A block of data
*****

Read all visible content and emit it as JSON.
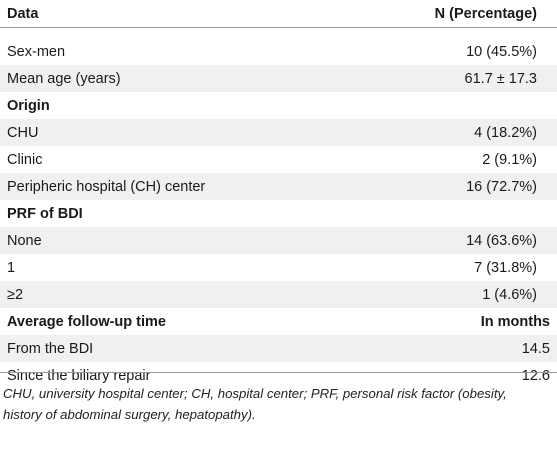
{
  "table": {
    "headers": {
      "col1": "Data",
      "col2": "N (Percentage)"
    },
    "rows": [
      {
        "label": "Sex-men",
        "value": "10 (45.5%)",
        "type": "data"
      },
      {
        "label": "Mean age (years)",
        "value": "61.7 ± 17.3",
        "type": "data"
      },
      {
        "label": "Origin",
        "value": "",
        "type": "section"
      },
      {
        "label": "CHU",
        "value": "4 (18.2%)",
        "type": "data"
      },
      {
        "label": "Clinic",
        "value": "2 (9.1%)",
        "type": "data"
      },
      {
        "label": "Peripheric hospital (CH) center",
        "value": "16 (72.7%)",
        "type": "data"
      },
      {
        "label": "PRF of BDI",
        "value": "",
        "type": "section"
      },
      {
        "label": "None",
        "value": "14 (63.6%)",
        "type": "data"
      },
      {
        "label": "1",
        "value": "7 (31.8%)",
        "type": "data"
      },
      {
        "label": "≥2",
        "value": "1 (4.6%)",
        "type": "data"
      },
      {
        "label": "Average follow-up time",
        "value": "In months",
        "type": "section-valued"
      },
      {
        "label": "From the BDI",
        "value": "14.5",
        "type": "num"
      },
      {
        "label": "Since the biliary repair",
        "value": "12.6",
        "type": "num"
      }
    ]
  },
  "footnote": "CHU, university hospital center; CH, hospital center; PRF, personal risk factor (obesity, history of abdominal surgery, hepatopathy)."
}
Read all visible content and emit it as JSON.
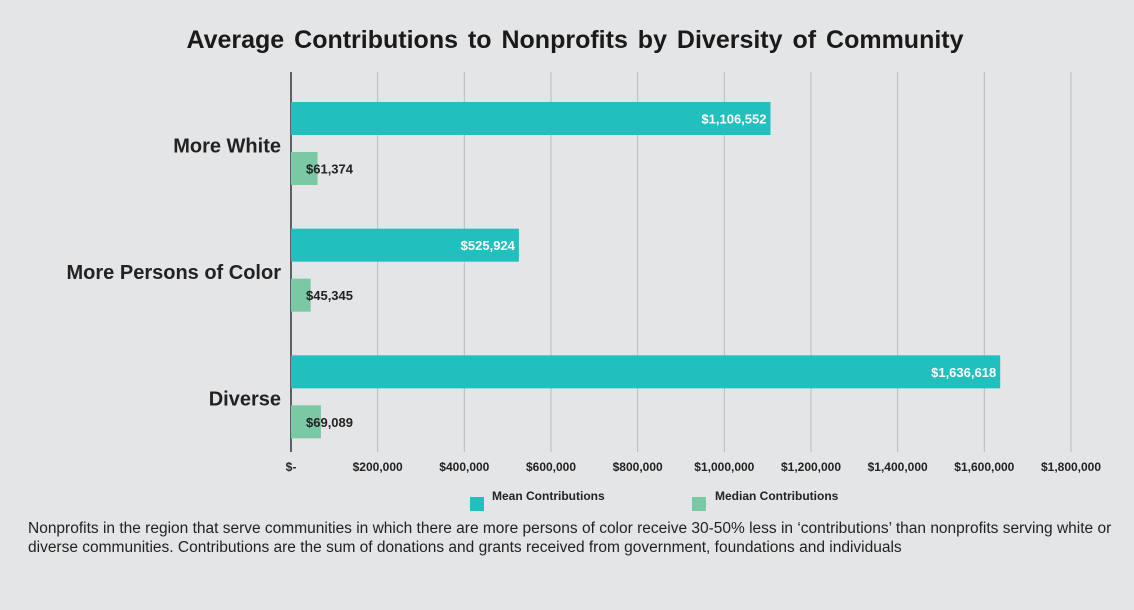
{
  "title": "Average Contributions to Nonprofits by Diversity of Community",
  "footnote": "Nonprofits in the region that serve communities in which there are more persons of color receive 30-50% less in ‘contributions’ than nonprofits serving white or diverse communities. Contributions are the sum of donations and grants received from government, foundations and individuals",
  "chart_data": {
    "type": "bar",
    "orientation": "horizontal",
    "title": "Average Contributions to Nonprofits by Diversity of Community",
    "categories": [
      "More White",
      "More Persons of Color",
      "Diverse"
    ],
    "series": [
      {
        "name": "Mean Contributions",
        "color": "#22bfbf",
        "values": [
          1106552,
          525924,
          1636618
        ],
        "labels": [
          "$1,106,552",
          "$525,924",
          "$1,636,618"
        ]
      },
      {
        "name": "Median Contributions",
        "color": "#7bc8a4",
        "values": [
          61374,
          45345,
          69089
        ],
        "labels": [
          "$61,374",
          "$45,345",
          "$69,089"
        ]
      }
    ],
    "xlim": [
      0,
      1800000
    ],
    "xticks": [
      0,
      200000,
      400000,
      600000,
      800000,
      1000000,
      1200000,
      1400000,
      1600000,
      1800000
    ],
    "xtick_labels": [
      "$-",
      "$200,000",
      "$400,000",
      "$600,000",
      "$800,000",
      "$1,000,000",
      "$1,200,000",
      "$1,400,000",
      "$1,600,000",
      "$1,800,000"
    ],
    "grid": "vertical",
    "legend": "bottom"
  }
}
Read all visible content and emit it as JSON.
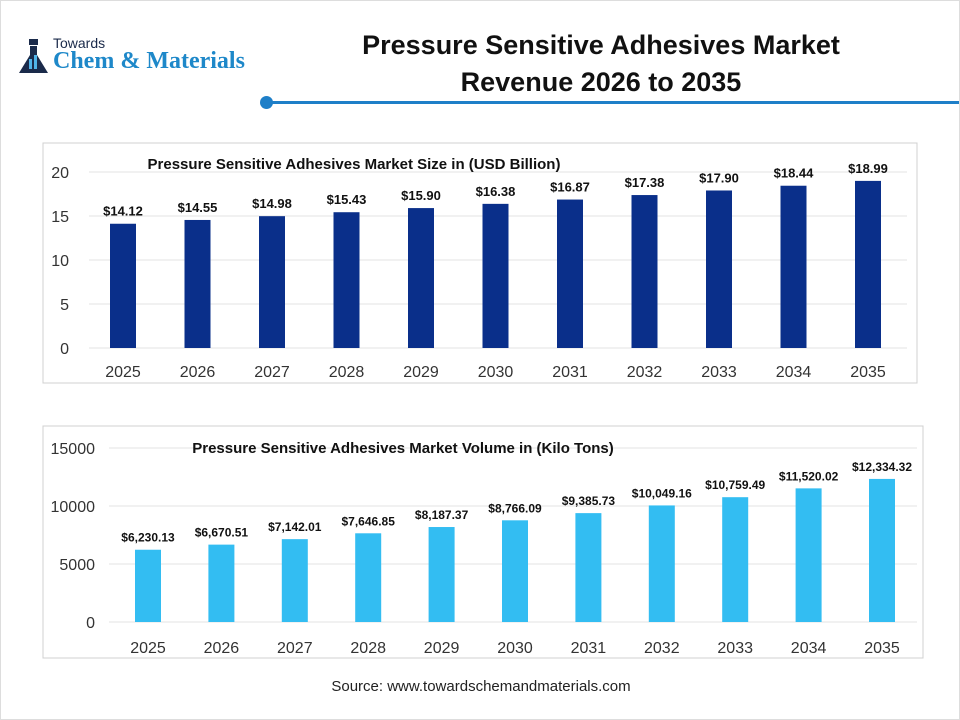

*****

**WHAT THE TASK ASKS**
Print all of the entries word for word. Omit the pictures they contain.

**EXERCISE RESULT**
Read all visible content and emit it as JSON.
{
  "table": {
    "headers": {
      "col1": "Data",
      "col2": "N (Percentage)"
    },
    "rows": [
      {
        "label": "Sex-men",
        "value": "10 (45.5%)",
        "type": "data"
      },
      {
        "label": "Mean age (years)",
        "value": "61.7 ± 17.3",
        "type": "data"
      },
      {
        "label": "Origin",
        "value": "",
        "type": "section"
      },
      {
        "label": "CHU",
        "value": "4 (18.2%)",
        "type": "data"
      },
      {
        "label": "Clinic",
        "value": "2 (9.1%)",
        "type": "data"
      },
      {
        "label": "Peripheric hospital (CH) center",
        "value": "16 (72.7%)",
        "type": "data"
      },
      {
        "label": "PRF of BDI",
        "value": "",
        "type": "section"
      },
      {
        "label": "None",
        "value": "14 (63.6%)",
        "type": "data"
      },
      {
        "label": "1",
        "value": "7 (31.8%)",
        "type": "data"
      },
      {
        "label": "≥2",
        "value": "1 (4.6%)",
        "type": "data"
      },
      {
        "label": "Average follow-up time",
        "value": "In months",
        "type": "section-valued"
      },
      {
        "label": "From the BDI",
        "value": "14.5",
        "type": "num"
      },
      {
        "label": "Since the biliary repair",
        "value": "12.6",
        "type": "num"
      }
    ]
  },
  "footnote": "CHU, university hospital center; CH, hospital center; PRF, personal risk factor (obesity, history of abdominal surgery, hepatopathy)."
}
Read all visible content and emit it as JSON.
{
  "title": "Average Contributions to Nonprofits by Diversity of Community",
  "footnote": "Nonprofits in the region that serve communities in which there are more persons of color receive 30-50% less in ‘contributions’ than nonprofits serving white or diverse communities. Contributions are the sum of donations and grants received from government, foundations and individuals",
  "chart_data": {
    "type": "bar",
    "orientation": "horizontal",
    "title": "Average Contributions to Nonprofits by Diversity of Community",
    "categories": [
      "More White",
      "More Persons of Color",
      "Diverse"
    ],
    "series": [
      {
        "name": "Mean Contributions",
        "color": "#22bfbf",
        "values": [
          1106552,
          525924,
          1636618
        ],
        "labels": [
          "$1,106,552",
          "$525,924",
          "$1,636,618"
        ]
      },
      {
        "name": "Median Contributions",
        "color": "#7bc8a4",
        "values": [
          61374,
          45345,
          69089
        ],
        "labels": [
          "$61,374",
          "$45,345",
          "$69,089"
        ]
      }
    ],
    "xlim": [
      0,
      1800000
    ],
    "xticks": [
      0,
      200000,
      400000,
      600000,
      800000,
      1000000,
      1200000,
      1400000,
      1600000,
      1800000
    ],
    "xtick_labels": [
      "$-",
      "$200,000",
      "$400,000",
      "$600,000",
      "$800,000",
      "$1,000,000",
      "$1,200,000",
      "$1,400,000",
      "$1,600,000",
      "$1,800,000"
    ],
    "grid": "vertical",
    "legend": "bottom"
  }
}
Read all visible content and emit it as JSON.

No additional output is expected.